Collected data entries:
********************

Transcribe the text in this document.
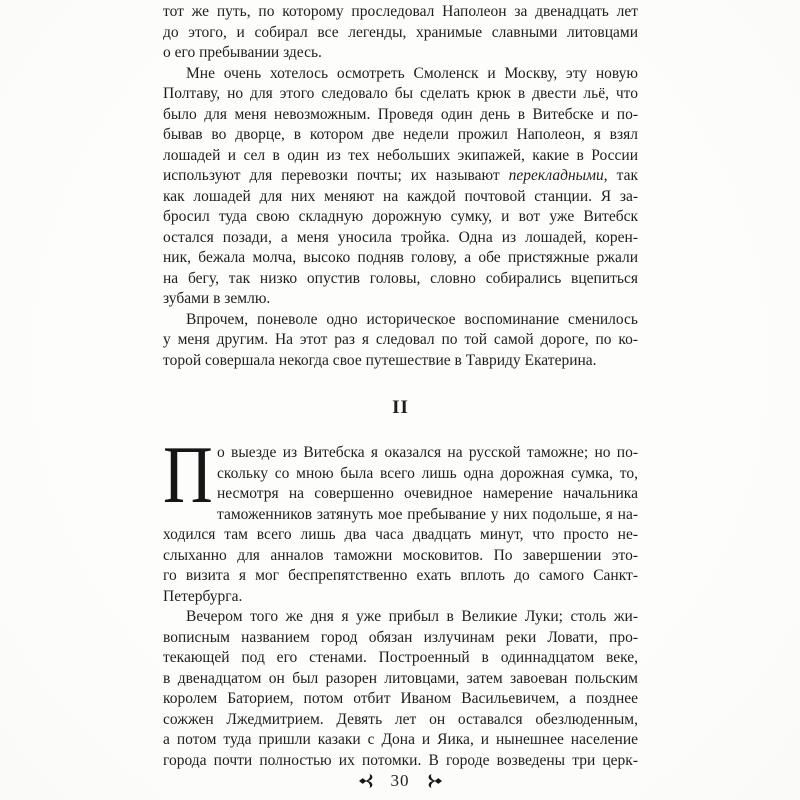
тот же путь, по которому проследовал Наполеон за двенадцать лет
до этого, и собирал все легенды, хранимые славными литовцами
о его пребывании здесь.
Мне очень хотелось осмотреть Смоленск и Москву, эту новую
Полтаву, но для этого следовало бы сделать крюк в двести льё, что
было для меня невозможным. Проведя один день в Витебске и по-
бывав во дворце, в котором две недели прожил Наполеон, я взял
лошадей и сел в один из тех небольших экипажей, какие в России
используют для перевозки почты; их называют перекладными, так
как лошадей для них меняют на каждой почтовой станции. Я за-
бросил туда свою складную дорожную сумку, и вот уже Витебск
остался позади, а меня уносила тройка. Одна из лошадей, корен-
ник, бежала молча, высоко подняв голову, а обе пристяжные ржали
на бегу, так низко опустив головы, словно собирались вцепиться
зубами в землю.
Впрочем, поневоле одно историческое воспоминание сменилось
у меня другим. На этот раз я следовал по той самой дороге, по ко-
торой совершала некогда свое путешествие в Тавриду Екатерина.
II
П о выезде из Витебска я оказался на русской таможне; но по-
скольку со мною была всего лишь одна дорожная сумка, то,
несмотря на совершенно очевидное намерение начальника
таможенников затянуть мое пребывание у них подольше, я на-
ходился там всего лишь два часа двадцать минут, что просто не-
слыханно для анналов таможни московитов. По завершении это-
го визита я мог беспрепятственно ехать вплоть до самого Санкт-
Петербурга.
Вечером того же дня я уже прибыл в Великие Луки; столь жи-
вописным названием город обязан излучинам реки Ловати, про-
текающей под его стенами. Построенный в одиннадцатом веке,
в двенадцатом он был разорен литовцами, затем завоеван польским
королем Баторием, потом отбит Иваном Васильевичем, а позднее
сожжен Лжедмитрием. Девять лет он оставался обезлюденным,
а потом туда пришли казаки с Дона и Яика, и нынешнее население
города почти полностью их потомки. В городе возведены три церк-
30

********************

_CHALLENGE_
Return all of the entries word for word, but omit the pictures.

_COMPLETE RESPONSE_
Transcribe the text in this document.
тот же путь, по которому проследовал Наполеон за двенадцать лет
до этого, и собирал все легенды, хранимые славными литовцами
о его пребывании здесь.
Мне очень хотелось осмотреть Смоленск и Москву, эту новую
Полтаву, но для этого следовало бы сделать крюк в двести льё, что
было для меня невозможным. Проведя один день в Витебске и по-
бывав во дворце, в котором две недели прожил Наполеон, я взял
лошадей и сел в один из тех небольших экипажей, какие в России
используют для перевозки почты; их называют перекладными, так
как лошадей для них меняют на каждой почтовой станции. Я за-
бросил туда свою складную дорожную сумку, и вот уже Витебск
остался позади, а меня уносила тройка. Одна из лошадей, корен-
ник, бежала молча, высоко подняв голову, а обе пристяжные ржали
на бегу, так низко опустив головы, словно собирались вцепиться
зубами в землю.
Впрочем, поневоле одно историческое воспоминание сменилось
у меня другим. На этот раз я следовал по той самой дороге, по ко-
торой совершала некогда свое путешествие в Тавриду Екатерина.
II
П о выезде из Витебска я оказался на русской таможне; но по-
скольку со мною была всего лишь одна дорожная сумка, то,
несмотря на совершенно очевидное намерение начальника
таможенников затянуть мое пребывание у них подольше, я на-
ходился там всего лишь два часа двадцать минут, что просто не-
слыханно для анналов таможни московитов. По завершении это-
го визита я мог беспрепятственно ехать вплоть до самого Санкт-
Петербурга.
Вечером того же дня я уже прибыл в Великие Луки; столь жи-
вописным названием город обязан излучинам реки Ловати, про-
текающей под его стенами. Построенный в одиннадцатом веке,
в двенадцатом он был разорен литовцами, затем завоеван польским
королем Баторием, потом отбит Иваном Васильевичем, а позднее
сожжен Лжедмитрием. Девять лет он оставался обезлюденным,
а потом туда пришли казаки с Дона и Яика, и нынешнее население
города почти полностью их потомки. В городе возведены три церк-
30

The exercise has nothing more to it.